Every record must be transcribed in its entirety, apart from the images, which are to be omitted.

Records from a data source
★ ★ ★ ★ ★

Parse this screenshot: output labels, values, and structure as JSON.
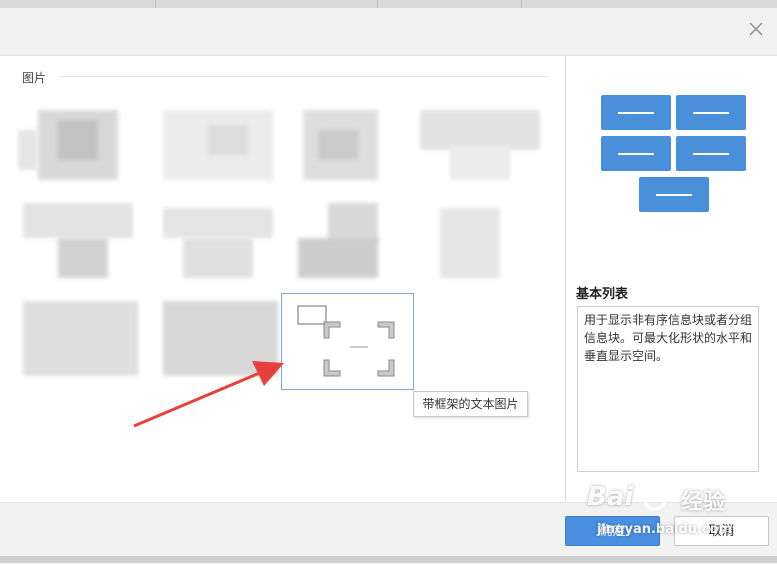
{
  "dialog": {
    "section_label": "图片",
    "tooltip": "带框架的文本图片",
    "close_icon": "close-icon"
  },
  "layout_preview": {
    "title": "基本列表",
    "description": "用于显示非有序信息块或者分组信息块。可最大化形状的水平和垂直显示空间。",
    "accent_color": "#4a8fd9"
  },
  "footer": {
    "ok_label": "确定",
    "cancel_label": "取消"
  },
  "watermark": {
    "logo_text": "Bai",
    "logo_text2": "经验",
    "url": "jingyan.baidu.com"
  },
  "colors": {
    "primary_button": "#4a8fe0",
    "annotation_arrow": "#e8403a",
    "selection_border": "#7fa7d8"
  }
}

★ ★ ★ ★ ★

Output for this task:
Parse this screenshot: output labels, values, and structure as JSON.
{
  "dialog": {
    "section_label": "图片",
    "tooltip": "带框架的文本图片",
    "close_icon": "close-icon"
  },
  "layout_preview": {
    "title": "基本列表",
    "description": "用于显示非有序信息块或者分组信息块。可最大化形状的水平和垂直显示空间。",
    "accent_color": "#4a8fd9"
  },
  "footer": {
    "ok_label": "确定",
    "cancel_label": "取消"
  },
  "watermark": {
    "logo_text": "Bai",
    "logo_text2": "经验",
    "url": "jingyan.baidu.com"
  },
  "colors": {
    "primary_button": "#4a8fe0",
    "annotation_arrow": "#e8403a",
    "selection_border": "#7fa7d8"
  }
}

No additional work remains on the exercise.